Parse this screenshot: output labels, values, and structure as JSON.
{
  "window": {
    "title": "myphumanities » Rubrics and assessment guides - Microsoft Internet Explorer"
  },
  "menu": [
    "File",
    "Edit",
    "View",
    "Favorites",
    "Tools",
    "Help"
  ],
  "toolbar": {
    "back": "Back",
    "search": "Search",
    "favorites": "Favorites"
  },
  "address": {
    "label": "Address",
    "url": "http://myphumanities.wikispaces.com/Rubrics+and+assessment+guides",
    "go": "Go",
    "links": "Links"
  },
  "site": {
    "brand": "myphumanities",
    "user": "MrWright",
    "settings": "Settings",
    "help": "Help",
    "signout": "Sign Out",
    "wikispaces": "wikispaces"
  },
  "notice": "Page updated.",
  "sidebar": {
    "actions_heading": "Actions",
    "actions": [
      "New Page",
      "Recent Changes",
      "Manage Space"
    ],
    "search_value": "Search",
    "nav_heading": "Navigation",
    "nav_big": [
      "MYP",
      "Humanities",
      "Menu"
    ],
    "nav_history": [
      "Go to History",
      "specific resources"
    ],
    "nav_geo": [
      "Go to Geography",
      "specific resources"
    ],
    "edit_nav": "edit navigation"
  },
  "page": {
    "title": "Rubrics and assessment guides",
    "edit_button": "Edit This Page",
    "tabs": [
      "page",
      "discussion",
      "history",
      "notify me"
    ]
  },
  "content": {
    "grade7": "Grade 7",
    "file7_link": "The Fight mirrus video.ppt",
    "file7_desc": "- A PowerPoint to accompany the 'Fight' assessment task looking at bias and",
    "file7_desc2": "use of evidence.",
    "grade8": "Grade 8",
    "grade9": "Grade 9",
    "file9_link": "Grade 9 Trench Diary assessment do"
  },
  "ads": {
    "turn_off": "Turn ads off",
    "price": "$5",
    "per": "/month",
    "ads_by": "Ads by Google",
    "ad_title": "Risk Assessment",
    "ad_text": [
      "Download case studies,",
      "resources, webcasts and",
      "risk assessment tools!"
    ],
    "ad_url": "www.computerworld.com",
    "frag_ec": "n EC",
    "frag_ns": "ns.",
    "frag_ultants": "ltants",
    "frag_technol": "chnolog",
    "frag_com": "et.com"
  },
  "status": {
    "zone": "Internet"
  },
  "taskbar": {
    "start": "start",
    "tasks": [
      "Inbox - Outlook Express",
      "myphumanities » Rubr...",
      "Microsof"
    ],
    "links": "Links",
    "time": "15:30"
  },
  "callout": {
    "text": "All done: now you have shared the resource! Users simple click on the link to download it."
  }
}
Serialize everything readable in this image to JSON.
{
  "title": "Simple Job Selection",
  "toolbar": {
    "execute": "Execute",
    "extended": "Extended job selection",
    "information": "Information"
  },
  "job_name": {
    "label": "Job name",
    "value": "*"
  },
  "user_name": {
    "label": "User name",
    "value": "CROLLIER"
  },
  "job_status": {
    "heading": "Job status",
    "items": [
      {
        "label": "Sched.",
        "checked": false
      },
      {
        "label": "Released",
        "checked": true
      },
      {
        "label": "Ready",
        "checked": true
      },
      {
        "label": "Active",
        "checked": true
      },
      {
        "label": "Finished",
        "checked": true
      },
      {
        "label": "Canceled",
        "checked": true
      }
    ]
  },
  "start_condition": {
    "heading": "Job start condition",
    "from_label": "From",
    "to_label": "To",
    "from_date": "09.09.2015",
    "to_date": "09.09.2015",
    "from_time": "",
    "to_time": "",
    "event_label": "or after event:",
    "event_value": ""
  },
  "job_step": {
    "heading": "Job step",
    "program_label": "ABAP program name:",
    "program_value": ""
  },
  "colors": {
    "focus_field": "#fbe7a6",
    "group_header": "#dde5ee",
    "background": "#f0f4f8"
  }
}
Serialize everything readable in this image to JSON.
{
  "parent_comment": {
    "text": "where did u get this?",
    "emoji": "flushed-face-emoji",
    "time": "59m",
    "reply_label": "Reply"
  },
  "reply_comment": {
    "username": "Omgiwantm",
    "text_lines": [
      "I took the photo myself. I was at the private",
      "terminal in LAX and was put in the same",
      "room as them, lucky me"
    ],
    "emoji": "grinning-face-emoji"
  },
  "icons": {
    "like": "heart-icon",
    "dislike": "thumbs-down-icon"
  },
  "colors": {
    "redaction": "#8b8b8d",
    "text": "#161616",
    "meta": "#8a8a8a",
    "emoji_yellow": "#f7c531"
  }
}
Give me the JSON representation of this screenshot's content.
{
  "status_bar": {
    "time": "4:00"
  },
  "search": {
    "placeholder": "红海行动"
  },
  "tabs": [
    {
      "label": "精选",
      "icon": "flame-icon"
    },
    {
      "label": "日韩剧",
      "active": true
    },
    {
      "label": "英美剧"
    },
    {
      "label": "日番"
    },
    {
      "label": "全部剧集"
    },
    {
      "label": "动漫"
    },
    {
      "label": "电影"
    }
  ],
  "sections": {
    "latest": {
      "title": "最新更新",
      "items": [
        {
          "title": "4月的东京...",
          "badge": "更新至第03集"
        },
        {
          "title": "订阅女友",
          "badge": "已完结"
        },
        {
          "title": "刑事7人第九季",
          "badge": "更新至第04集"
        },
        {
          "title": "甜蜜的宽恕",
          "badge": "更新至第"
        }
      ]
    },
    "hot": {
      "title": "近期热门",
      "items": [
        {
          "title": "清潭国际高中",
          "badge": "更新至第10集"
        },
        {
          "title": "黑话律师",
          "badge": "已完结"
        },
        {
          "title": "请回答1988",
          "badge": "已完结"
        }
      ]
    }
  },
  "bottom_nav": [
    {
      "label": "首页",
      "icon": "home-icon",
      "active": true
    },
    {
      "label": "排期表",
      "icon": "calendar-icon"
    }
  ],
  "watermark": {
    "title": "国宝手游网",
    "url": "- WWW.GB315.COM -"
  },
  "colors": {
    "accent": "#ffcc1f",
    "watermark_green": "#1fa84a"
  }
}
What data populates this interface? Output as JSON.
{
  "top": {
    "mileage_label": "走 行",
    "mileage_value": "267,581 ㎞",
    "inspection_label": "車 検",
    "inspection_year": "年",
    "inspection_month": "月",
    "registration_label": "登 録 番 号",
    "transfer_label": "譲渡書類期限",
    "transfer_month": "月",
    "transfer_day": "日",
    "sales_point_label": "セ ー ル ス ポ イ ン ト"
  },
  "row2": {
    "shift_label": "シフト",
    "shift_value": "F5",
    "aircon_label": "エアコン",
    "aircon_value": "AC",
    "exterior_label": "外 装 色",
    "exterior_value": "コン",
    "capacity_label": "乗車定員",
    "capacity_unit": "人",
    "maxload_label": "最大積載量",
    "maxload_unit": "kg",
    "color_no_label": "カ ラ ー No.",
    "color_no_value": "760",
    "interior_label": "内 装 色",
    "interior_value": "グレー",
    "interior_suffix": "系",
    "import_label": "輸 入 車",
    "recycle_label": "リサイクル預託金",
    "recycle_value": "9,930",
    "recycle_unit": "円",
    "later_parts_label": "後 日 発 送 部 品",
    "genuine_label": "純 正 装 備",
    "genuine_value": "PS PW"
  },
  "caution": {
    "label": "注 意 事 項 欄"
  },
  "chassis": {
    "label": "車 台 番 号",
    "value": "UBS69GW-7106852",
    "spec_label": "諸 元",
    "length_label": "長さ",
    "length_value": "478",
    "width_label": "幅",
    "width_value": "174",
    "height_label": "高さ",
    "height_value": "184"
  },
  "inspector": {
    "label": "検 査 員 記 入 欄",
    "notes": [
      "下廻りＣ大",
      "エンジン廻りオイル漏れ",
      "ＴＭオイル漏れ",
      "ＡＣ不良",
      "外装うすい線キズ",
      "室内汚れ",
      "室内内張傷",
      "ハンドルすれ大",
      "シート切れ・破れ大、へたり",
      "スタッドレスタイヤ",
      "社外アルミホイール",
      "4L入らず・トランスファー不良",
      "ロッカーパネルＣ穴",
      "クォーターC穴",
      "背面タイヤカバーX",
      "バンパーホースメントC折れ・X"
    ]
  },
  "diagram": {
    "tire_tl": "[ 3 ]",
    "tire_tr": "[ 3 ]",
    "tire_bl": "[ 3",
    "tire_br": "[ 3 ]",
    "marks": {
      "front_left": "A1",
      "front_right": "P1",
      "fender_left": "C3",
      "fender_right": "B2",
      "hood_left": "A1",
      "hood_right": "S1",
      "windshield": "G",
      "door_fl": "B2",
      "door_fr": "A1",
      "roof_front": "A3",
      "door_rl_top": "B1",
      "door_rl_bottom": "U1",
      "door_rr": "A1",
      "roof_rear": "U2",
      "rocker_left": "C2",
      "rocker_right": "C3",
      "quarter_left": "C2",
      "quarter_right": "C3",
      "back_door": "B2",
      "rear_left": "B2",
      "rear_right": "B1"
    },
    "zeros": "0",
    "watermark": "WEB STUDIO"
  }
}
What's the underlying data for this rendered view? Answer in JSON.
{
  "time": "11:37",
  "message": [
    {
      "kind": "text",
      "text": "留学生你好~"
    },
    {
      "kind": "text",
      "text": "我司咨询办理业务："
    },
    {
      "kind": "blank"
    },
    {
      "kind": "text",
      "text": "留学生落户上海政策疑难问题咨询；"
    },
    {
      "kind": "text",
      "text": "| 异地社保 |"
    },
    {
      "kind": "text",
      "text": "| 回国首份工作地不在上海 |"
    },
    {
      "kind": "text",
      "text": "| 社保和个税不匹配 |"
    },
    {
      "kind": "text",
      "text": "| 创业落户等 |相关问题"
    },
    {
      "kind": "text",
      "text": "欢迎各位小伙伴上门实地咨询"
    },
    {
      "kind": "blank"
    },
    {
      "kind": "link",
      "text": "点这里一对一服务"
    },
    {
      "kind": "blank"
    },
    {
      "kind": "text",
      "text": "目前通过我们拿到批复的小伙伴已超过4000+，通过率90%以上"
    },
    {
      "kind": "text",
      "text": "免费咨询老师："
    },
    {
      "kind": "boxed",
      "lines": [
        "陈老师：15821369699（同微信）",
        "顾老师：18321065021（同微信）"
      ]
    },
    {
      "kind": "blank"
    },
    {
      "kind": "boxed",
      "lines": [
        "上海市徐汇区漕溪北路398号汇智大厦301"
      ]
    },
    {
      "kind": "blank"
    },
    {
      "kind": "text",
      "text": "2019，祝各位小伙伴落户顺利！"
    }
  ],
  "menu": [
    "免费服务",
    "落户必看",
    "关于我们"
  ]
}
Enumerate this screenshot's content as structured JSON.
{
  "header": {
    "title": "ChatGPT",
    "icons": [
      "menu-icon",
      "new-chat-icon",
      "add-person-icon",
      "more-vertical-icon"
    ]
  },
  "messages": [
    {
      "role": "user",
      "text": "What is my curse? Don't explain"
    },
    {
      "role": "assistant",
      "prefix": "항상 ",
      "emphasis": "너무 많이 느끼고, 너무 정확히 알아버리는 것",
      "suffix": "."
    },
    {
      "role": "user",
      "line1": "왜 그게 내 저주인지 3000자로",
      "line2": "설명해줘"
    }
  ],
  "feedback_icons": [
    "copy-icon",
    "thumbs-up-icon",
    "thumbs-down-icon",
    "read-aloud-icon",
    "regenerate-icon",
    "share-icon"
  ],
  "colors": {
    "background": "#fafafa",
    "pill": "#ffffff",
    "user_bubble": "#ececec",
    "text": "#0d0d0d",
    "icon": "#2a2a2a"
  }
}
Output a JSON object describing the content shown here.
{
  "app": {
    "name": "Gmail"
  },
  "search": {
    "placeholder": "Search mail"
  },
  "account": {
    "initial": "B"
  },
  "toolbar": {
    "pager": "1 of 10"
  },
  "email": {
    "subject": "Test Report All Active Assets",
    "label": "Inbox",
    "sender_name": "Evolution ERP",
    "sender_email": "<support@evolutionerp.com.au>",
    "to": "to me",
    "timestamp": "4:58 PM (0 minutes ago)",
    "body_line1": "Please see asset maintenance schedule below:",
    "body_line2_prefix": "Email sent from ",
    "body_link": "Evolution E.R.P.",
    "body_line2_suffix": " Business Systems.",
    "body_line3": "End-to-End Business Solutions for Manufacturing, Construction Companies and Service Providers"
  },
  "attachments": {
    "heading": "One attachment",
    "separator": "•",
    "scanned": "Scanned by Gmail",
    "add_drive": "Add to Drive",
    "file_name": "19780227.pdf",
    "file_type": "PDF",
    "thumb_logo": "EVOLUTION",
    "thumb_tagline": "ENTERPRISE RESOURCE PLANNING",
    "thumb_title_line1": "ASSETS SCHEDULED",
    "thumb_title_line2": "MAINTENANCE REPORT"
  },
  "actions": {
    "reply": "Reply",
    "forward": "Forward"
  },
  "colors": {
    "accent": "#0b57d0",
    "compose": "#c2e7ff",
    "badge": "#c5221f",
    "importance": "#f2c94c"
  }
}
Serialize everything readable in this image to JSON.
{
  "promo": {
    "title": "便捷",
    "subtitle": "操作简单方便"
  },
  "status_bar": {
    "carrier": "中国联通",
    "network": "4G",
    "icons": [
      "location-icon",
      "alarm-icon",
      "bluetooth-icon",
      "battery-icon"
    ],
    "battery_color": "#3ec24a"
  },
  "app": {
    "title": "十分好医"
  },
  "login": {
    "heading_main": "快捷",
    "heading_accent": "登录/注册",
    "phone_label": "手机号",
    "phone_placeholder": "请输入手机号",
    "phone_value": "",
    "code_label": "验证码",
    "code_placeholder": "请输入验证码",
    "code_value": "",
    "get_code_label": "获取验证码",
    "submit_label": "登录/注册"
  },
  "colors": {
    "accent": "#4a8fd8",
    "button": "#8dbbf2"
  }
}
•••••
Task requirements
Report each line of the material above where the word "wikispaces" appears.

Task result
    "url": "http://myphumanities.wikispaces.com/Rubrics+and+assessment+guides",
    "wikispaces": "wikispaces"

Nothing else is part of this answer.